== Instructions for the task ==
Sort through the data and copy the lines holding the word "taken".
— Begin —
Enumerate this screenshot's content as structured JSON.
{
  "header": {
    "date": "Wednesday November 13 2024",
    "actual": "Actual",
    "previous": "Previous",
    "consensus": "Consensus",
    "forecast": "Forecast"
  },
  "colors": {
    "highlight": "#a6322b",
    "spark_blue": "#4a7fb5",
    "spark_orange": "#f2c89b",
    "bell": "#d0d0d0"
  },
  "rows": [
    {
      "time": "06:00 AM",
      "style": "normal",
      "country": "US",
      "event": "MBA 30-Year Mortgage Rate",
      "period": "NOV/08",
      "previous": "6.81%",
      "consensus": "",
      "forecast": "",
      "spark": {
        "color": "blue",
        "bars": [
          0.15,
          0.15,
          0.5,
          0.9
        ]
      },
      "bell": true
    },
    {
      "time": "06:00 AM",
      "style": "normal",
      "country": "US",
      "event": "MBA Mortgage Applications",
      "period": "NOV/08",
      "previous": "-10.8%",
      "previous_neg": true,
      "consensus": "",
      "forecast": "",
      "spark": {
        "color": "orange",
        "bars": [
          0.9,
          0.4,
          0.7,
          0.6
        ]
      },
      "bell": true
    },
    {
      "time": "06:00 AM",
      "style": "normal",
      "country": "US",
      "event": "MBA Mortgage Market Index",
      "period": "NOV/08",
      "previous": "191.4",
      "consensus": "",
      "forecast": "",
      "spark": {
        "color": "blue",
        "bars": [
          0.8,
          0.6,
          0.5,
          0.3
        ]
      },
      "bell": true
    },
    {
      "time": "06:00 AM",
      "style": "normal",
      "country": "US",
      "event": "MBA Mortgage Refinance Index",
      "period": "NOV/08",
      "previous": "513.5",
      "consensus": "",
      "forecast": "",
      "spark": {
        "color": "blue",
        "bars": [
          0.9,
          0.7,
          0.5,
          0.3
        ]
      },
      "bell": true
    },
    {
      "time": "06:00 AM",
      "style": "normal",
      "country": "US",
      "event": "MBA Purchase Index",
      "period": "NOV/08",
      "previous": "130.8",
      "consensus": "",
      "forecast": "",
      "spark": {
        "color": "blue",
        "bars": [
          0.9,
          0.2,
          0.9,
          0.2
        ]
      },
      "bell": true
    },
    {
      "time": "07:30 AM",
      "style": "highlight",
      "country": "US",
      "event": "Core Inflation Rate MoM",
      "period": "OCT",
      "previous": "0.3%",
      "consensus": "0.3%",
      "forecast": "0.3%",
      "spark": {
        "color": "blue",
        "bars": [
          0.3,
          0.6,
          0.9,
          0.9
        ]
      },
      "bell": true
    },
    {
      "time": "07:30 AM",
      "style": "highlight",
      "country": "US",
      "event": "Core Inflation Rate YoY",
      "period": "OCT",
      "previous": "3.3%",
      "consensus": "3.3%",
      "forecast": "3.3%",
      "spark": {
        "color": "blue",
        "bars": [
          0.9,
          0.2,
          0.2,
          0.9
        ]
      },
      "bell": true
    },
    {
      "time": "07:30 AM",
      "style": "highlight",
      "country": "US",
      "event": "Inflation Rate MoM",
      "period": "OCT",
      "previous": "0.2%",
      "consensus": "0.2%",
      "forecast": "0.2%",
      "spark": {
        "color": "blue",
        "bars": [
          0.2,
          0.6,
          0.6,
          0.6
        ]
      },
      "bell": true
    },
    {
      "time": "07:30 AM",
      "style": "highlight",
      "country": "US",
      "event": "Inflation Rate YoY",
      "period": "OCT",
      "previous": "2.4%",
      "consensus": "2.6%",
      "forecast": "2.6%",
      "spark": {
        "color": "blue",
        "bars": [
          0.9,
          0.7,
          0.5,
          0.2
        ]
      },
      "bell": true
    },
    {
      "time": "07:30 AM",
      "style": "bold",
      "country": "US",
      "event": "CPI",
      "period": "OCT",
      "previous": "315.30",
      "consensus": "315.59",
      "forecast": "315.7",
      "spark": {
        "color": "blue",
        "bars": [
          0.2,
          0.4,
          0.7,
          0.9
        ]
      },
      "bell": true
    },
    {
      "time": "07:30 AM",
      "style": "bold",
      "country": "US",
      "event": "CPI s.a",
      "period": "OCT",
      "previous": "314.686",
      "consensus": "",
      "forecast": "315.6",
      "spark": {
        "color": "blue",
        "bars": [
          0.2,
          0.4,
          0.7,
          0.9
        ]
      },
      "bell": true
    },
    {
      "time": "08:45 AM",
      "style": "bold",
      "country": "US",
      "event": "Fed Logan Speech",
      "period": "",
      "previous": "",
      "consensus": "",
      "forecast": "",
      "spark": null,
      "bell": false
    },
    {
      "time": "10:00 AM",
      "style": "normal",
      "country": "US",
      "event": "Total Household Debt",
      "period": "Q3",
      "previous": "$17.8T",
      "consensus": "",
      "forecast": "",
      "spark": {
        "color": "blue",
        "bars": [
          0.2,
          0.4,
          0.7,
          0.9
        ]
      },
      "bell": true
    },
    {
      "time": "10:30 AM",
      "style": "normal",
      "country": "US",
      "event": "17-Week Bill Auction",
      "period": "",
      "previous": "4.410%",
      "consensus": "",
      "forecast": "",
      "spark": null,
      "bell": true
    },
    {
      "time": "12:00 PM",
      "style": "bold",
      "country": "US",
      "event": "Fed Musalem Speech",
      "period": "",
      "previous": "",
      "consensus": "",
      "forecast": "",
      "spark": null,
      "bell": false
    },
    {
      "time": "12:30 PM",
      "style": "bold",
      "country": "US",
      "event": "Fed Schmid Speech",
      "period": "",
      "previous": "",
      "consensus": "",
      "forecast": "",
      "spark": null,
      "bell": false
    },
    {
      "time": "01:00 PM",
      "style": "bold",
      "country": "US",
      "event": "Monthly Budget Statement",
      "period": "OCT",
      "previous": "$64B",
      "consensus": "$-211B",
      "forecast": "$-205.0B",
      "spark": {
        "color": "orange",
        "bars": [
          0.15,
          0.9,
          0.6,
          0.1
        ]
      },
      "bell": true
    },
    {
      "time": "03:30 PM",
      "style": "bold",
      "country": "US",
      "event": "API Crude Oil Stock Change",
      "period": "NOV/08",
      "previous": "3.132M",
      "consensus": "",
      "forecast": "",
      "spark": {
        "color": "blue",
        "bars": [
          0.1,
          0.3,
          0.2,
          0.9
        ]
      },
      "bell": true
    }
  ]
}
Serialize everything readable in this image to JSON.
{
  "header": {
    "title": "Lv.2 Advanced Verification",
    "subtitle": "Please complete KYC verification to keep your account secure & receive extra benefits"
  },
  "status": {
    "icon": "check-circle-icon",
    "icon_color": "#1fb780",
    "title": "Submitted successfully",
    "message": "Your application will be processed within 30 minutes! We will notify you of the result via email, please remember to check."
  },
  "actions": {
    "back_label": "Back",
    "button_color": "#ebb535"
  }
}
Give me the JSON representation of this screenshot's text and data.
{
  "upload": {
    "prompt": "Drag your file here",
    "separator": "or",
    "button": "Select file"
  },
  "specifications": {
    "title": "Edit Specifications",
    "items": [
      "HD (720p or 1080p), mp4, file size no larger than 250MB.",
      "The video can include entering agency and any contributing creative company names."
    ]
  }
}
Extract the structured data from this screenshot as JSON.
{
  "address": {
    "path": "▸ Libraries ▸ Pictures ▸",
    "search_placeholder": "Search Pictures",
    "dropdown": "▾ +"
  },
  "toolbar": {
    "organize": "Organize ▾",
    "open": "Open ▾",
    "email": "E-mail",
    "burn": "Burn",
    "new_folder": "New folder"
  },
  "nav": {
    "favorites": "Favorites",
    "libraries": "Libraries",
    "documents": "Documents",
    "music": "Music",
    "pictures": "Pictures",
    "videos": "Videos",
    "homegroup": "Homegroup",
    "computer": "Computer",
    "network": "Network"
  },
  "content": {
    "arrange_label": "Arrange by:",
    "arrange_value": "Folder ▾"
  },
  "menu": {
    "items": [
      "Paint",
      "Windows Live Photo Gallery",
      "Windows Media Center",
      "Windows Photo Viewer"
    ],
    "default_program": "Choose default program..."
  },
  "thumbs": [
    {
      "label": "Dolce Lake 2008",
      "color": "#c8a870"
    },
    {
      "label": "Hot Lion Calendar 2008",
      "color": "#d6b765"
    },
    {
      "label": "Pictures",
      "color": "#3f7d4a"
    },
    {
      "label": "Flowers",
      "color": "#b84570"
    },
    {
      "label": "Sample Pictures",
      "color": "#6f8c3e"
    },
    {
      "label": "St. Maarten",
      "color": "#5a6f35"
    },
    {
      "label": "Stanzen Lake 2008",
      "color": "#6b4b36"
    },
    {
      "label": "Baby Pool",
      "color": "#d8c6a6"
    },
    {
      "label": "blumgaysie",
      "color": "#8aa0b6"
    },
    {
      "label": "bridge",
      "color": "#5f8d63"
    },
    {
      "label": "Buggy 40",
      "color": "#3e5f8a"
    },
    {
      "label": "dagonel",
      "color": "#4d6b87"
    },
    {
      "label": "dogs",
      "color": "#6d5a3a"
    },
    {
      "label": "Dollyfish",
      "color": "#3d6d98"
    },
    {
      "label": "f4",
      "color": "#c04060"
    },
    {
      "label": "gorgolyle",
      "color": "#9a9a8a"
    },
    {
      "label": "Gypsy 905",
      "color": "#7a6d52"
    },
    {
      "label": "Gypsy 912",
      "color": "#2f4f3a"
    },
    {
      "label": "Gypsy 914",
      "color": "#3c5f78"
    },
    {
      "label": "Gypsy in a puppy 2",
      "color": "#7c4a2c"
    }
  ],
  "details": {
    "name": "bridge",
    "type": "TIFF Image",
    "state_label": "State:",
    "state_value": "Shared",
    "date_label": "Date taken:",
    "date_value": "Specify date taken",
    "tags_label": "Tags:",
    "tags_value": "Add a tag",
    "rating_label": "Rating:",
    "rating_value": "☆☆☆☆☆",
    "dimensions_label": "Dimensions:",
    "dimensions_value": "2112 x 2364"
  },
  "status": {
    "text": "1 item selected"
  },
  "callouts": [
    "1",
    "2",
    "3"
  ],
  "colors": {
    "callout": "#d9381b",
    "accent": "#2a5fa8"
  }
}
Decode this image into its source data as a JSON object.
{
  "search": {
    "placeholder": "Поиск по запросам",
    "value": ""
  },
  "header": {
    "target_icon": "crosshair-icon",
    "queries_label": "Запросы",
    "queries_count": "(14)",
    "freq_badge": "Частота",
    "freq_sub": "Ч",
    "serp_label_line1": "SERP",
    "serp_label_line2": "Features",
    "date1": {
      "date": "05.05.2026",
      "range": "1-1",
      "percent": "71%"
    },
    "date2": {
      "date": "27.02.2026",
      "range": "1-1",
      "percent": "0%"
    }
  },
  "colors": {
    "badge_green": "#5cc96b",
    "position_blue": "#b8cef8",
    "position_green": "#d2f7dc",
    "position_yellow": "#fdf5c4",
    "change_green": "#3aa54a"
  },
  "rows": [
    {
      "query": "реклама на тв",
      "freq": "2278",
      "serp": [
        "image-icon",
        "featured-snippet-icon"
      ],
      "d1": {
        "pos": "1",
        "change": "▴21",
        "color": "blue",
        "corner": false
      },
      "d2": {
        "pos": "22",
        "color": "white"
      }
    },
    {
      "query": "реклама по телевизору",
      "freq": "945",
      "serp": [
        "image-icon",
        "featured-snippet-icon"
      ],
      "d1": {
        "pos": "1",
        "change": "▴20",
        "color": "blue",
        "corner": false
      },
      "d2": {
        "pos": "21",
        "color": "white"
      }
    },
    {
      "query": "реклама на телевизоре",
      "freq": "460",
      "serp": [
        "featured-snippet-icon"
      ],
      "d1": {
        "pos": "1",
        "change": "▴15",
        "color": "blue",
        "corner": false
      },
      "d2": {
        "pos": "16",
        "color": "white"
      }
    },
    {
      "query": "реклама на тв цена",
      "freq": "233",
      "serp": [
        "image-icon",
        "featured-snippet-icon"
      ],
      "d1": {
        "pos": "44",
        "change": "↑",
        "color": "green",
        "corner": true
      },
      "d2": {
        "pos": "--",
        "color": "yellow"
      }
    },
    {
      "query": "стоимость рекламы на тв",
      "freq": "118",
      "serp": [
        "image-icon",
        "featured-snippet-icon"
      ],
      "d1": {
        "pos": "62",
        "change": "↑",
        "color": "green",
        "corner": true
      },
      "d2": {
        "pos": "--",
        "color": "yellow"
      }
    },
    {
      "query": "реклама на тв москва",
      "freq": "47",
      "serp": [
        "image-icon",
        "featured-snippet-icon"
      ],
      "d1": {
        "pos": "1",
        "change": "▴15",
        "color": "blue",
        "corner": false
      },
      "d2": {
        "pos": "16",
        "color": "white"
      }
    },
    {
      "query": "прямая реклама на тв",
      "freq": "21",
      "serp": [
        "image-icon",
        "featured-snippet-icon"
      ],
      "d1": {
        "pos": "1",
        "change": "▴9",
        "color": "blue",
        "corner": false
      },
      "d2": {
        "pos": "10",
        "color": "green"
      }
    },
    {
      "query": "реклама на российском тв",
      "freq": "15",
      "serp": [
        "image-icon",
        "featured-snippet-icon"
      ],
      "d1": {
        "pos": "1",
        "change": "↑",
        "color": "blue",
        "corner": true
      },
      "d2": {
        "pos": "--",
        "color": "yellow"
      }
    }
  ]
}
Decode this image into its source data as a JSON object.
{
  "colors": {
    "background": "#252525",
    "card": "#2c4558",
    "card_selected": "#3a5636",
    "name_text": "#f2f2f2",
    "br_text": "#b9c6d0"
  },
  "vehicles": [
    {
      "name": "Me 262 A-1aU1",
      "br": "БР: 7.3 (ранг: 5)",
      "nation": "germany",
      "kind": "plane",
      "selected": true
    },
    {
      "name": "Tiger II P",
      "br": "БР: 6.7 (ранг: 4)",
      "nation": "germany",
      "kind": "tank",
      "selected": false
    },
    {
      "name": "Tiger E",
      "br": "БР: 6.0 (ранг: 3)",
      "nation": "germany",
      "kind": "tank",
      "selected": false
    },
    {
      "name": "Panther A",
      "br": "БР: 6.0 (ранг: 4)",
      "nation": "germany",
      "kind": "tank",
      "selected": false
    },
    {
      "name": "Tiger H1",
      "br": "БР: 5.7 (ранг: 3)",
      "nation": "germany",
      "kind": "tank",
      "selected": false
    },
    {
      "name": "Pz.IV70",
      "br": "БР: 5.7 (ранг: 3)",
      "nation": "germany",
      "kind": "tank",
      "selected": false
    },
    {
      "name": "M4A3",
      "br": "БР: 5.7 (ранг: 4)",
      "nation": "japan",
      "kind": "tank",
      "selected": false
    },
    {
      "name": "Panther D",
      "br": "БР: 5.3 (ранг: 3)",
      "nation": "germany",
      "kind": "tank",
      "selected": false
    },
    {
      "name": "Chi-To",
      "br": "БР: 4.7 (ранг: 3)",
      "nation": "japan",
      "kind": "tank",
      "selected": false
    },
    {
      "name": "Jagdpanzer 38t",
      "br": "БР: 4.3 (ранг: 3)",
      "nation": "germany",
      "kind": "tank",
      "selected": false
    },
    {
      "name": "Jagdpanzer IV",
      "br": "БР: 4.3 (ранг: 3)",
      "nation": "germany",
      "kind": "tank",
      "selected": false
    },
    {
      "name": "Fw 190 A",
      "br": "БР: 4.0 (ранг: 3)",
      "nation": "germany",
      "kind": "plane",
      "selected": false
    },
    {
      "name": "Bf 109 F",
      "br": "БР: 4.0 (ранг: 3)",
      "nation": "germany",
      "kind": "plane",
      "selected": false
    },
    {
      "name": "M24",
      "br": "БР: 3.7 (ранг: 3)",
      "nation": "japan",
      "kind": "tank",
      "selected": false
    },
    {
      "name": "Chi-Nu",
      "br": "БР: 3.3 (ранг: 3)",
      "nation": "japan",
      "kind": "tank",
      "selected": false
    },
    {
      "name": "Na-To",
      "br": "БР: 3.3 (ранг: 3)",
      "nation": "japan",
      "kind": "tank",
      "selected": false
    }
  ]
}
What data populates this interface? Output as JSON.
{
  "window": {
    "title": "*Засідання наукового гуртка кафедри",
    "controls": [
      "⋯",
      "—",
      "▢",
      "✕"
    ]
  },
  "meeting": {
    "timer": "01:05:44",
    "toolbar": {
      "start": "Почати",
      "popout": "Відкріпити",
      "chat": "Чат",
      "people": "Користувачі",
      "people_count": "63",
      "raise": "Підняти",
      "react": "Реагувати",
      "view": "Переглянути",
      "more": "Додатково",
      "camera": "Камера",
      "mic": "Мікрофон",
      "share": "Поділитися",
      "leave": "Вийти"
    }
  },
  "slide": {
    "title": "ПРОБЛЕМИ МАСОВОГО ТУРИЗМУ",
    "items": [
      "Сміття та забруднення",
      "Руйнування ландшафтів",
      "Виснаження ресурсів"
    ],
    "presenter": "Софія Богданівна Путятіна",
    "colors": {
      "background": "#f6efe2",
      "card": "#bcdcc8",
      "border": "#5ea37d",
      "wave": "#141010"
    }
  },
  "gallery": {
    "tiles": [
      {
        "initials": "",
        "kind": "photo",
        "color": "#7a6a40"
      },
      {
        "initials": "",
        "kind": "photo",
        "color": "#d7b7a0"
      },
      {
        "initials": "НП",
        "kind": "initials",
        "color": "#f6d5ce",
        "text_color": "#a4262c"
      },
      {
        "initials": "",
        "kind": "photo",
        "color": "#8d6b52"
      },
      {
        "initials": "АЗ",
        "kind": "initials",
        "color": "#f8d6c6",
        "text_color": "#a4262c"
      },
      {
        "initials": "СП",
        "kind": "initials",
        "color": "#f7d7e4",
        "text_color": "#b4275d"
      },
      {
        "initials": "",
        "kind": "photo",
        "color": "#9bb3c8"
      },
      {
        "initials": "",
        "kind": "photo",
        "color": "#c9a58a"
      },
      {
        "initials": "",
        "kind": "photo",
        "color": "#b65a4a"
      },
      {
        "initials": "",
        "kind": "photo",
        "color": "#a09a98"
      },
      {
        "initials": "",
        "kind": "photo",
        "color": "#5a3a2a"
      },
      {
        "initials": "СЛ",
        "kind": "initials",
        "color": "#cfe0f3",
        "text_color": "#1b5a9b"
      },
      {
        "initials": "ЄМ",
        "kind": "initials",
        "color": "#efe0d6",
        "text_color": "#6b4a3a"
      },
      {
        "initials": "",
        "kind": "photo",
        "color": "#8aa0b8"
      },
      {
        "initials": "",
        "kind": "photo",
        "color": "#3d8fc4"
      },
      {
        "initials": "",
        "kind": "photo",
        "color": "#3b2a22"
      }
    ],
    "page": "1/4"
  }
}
— End —
== Output ==
    "date_label": "Date taken:",
    "date_value": "Specify date taken",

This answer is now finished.